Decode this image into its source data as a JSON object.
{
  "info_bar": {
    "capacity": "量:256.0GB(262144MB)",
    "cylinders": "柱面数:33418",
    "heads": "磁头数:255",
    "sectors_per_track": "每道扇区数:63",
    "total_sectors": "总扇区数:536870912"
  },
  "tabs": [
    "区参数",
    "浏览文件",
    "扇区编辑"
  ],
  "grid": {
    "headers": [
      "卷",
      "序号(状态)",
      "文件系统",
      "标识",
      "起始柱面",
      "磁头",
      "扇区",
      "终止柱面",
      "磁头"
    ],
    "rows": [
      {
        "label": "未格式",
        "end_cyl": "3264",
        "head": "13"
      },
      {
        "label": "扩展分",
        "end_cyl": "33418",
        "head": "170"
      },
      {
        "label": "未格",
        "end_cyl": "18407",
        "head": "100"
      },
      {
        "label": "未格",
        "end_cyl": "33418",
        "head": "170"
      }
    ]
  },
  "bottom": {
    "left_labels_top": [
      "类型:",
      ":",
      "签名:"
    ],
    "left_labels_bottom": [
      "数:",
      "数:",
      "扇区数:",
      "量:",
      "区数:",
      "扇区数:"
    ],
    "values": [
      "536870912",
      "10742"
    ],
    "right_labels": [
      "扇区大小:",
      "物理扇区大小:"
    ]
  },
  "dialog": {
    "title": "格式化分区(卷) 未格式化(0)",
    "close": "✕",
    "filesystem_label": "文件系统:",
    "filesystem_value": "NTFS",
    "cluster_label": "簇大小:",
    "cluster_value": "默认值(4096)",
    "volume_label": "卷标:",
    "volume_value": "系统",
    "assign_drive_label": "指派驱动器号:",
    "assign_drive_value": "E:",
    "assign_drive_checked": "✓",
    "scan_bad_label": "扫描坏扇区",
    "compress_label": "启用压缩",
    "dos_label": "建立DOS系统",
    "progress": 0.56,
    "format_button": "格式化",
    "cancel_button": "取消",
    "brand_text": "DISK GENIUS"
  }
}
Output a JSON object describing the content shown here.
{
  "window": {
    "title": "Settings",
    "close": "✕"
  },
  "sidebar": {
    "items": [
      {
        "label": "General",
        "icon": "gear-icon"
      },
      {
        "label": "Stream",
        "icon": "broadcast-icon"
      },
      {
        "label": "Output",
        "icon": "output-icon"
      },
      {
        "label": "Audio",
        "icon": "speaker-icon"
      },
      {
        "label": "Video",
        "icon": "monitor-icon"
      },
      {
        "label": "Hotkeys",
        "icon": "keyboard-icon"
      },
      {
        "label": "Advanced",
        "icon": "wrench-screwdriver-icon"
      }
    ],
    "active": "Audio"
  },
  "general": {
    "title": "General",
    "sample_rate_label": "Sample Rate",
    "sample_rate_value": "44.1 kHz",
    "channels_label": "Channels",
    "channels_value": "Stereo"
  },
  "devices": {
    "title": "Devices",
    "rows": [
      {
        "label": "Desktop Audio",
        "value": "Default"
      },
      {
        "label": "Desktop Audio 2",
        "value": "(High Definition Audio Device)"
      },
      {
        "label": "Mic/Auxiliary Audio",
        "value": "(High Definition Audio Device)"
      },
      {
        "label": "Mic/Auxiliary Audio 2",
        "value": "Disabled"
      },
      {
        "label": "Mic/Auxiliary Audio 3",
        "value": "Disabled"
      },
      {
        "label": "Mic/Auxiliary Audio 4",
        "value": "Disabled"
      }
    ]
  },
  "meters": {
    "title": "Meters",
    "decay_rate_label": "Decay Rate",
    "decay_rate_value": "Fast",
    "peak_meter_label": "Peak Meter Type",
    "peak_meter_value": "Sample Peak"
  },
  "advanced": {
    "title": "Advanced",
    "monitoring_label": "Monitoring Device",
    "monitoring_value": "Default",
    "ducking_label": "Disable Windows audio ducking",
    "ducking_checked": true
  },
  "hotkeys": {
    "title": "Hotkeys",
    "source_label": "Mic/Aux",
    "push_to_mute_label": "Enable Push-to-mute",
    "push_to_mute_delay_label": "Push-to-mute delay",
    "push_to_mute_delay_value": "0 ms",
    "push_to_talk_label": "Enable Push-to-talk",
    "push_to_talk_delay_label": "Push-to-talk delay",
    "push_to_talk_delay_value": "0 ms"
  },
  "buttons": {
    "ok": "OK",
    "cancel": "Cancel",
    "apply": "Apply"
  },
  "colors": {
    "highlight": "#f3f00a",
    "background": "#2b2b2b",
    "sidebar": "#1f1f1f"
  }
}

^^^^^^^^

> **Work to complete**: Hand back the material above in full, exactly as written.

> **Task output**:
Decode this image into its source data as a JSON object.
{
  "info_bar": {
    "capacity": "量:256.0GB(262144MB)",
    "cylinders": "柱面数:33418",
    "heads": "磁头数:255",
    "sectors_per_track": "每道扇区数:63",
    "total_sectors": "总扇区数:536870912"
  },
  "tabs": [
    "区参数",
    "浏览文件",
    "扇区编辑"
  ],
  "grid": {
    "headers": [
      "卷",
      "序号(状态)",
      "文件系统",
      "标识",
      "起始柱面",
      "磁头",
      "扇区",
      "终止柱面",
      "磁头"
    ],
    "rows": [
      {
        "label": "未格式",
        "end_cyl": "3264",
        "head": "13"
      },
      {
        "label": "扩展分",
        "end_cyl": "33418",
        "head": "170"
      },
      {
        "label": "未格",
        "end_cyl": "18407",
        "head": "100"
      },
      {
        "label": "未格",
        "end_cyl": "33418",
        "head": "170"
      }
    ]
  },
  "bottom": {
    "left_labels_top": [
      "类型:",
      ":",
      "签名:"
    ],
    "left_labels_bottom": [
      "数:",
      "数:",
      "扇区数:",
      "量:",
      "区数:",
      "扇区数:"
    ],
    "values": [
      "536870912",
      "10742"
    ],
    "right_labels": [
      "扇区大小:",
      "物理扇区大小:"
    ]
  },
  "dialog": {
    "title": "格式化分区(卷) 未格式化(0)",
    "close": "✕",
    "filesystem_label": "文件系统:",
    "filesystem_value": "NTFS",
    "cluster_label": "簇大小:",
    "cluster_value": "默认值(4096)",
    "volume_label": "卷标:",
    "volume_value": "系统",
    "assign_drive_label": "指派驱动器号:",
    "assign_drive_value": "E:",
    "assign_drive_checked": "✓",
    "scan_bad_label": "扫描坏扇区",
    "compress_label": "启用压缩",
    "dos_label": "建立DOS系统",
    "progress": 0.56,
    "format_button": "格式化",
    "cancel_button": "取消",
    "brand_text": "DISK GENIUS"
  }
}
Output a JSON object describing the content shown here.
{
  "window": {
    "title": "Settings",
    "close": "✕"
  },
  "sidebar": {
    "items": [
      {
        "label": "General",
        "icon": "gear-icon"
      },
      {
        "label": "Stream",
        "icon": "broadcast-icon"
      },
      {
        "label": "Output",
        "icon": "output-icon"
      },
      {
        "label": "Audio",
        "icon": "speaker-icon"
      },
      {
        "label": "Video",
        "icon": "monitor-icon"
      },
      {
        "label": "Hotkeys",
        "icon": "keyboard-icon"
      },
      {
        "label": "Advanced",
        "icon": "wrench-screwdriver-icon"
      }
    ],
    "active": "Audio"
  },
  "general": {
    "title": "General",
    "sample_rate_label": "Sample Rate",
    "sample_rate_value": "44.1 kHz",
    "channels_label": "Channels",
    "channels_value": "Stereo"
  },
  "devices": {
    "title": "Devices",
    "rows": [
      {
        "label": "Desktop Audio",
        "value": "Default"
      },
      {
        "label": "Desktop Audio 2",
        "value": "(High Definition Audio Device)"
      },
      {
        "label": "Mic/Auxiliary Audio",
        "value": "(High Definition Audio Device)"
      },
      {
        "label": "Mic/Auxiliary Audio 2",
        "value": "Disabled"
      },
      {
        "label": "Mic/Auxiliary Audio 3",
        "value": "Disabled"
      },
      {
        "label": "Mic/Auxiliary Audio 4",
        "value": "Disabled"
      }
    ]
  },
  "meters": {
    "title": "Meters",
    "decay_rate_label": "Decay Rate",
    "decay_rate_value": "Fast",
    "peak_meter_label": "Peak Meter Type",
    "peak_meter_value": "Sample Peak"
  },
  "advanced": {
    "title": "Advanced",
    "monitoring_label": "Monitoring Device",
    "monitoring_value": "Default",
    "ducking_label": "Disable Windows audio ducking",
    "ducking_checked": true
  },
  "hotkeys": {
    "title": "Hotkeys",
    "source_label": "Mic/Aux",
    "push_to_mute_label": "Enable Push-to-mute",
    "push_to_mute_delay_label": "Push-to-mute delay",
    "push_to_mute_delay_value": "0 ms",
    "push_to_talk_label": "Enable Push-to-talk",
    "push_to_talk_delay_label": "Push-to-talk delay",
    "push_to_talk_delay_value": "0 ms"
  },
  "buttons": {
    "ok": "OK",
    "cancel": "Cancel",
    "apply": "Apply"
  },
  "colors": {
    "highlight": "#f3f00a",
    "background": "#2b2b2b",
    "sidebar": "#1f1f1f"
  }
}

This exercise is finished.